* Exercise requirements *
1 > Please translate this sentence from the essay on SocialFracking into Spanish: "My life’s way too short to let them hang around for long."
2 > In the essay on SocialFracking, what does the author's friend David Thompson call the currency of the social media universe?
3 > Condense the paragraph of the essay on SocialFracking that begins "The comment section following articles" into one or two sentences, keeping its main points.

SocialFracking

frackingzone
I’ve taken to calling those flow-interrupting comments that bomb out a conversation thread SocialFracking. There’s both good and bad SocialFrack. The good might turn a terrible tank before it crushes the shared garage. The bad kind feels like losing your mantra; you might not notice instantly, but when you do notice, you’ll have to start all over again.

I unfriend chronic SocialFrackers (colloquially referred to as simply “frackers”) because they distract me from the business at hand. They engage like under-recognized precocious children; smart-mouthed, dumb-assed, understandably unappreciated. They seem to wear their grudge on their shoulder, proudly, as if a spangly epallette. They suck all the civility out of discourse. My life’s way too short to let them hang around for long.

I have been known to frack. My mother taught me well, for she remains a master fracker. Yes, I have a motherfracker for a mom. She can instantly change any subject, inject irrelevance into any intimacy, and deflect even the most heart-felt emotion. So I come by my abilities innocently, but that’s no excuse. I’m learning to catch myself stumbling myself. You might need to remind me when I’m stumbling you.

The comment section following articles published in major newspapers serve as a rich growing medium for SocialFracking. The insinuations, the “hey, look over here at me!” distractions; there seem few simple appreciations or well-intended extensions of the base article. Noise.

My friend David Thompson says that attention is the currency of the social media universe. Going viral trumps everything because it divvies-up the limited attention available to one point, just like a jackpot empties a slot machine. Social Media competition depends upon developing the ability to distract attention toward your post and away from others’. SocialFracking is one method of swiping more than your share of the net attention available. Just jump into a thread and inject an irrelevance. Not only will this disrupt the smooth flow of the conversation, it might (I said, might!) get all the focus previously attending to that subject to notice little old you.

* Information *
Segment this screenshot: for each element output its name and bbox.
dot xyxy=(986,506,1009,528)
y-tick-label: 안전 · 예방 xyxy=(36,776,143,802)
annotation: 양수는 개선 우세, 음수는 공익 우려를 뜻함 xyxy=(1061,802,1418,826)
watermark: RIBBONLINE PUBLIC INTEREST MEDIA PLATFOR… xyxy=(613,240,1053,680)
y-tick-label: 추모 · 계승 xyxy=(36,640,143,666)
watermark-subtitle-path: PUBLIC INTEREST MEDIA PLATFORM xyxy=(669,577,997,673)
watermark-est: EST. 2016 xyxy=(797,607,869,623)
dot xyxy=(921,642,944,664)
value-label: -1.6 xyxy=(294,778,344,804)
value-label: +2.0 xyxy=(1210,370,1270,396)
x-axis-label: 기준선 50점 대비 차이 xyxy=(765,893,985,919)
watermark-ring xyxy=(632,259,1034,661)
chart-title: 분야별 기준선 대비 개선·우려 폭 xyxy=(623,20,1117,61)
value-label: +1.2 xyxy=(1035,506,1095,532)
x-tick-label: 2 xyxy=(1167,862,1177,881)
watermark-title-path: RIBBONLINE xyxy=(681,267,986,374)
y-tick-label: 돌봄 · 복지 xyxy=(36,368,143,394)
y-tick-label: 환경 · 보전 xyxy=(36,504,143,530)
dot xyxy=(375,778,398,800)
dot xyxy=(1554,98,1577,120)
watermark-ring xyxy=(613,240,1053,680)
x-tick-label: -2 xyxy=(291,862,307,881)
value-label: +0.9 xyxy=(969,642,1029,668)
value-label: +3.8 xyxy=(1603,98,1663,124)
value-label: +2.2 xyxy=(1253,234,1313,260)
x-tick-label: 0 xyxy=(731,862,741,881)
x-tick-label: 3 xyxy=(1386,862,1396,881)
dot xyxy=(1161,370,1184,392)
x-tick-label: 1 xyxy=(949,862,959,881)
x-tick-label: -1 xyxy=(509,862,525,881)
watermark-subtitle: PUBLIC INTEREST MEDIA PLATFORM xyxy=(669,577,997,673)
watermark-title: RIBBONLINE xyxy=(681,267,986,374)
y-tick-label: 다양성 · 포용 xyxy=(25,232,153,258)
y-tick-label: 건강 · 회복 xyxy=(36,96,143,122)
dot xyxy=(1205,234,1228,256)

* Exercise responses *
1 > Mi vida es demasiado corta para dejar que se queden cerca por mucho tiempo.

2 > Attention.

3 > Comment sections after major newspaper articles breed SocialFracking. Insinuations and "look at me" distractions outnumber simple appreciations or well-intended extensions of the article, leaving mostly noise.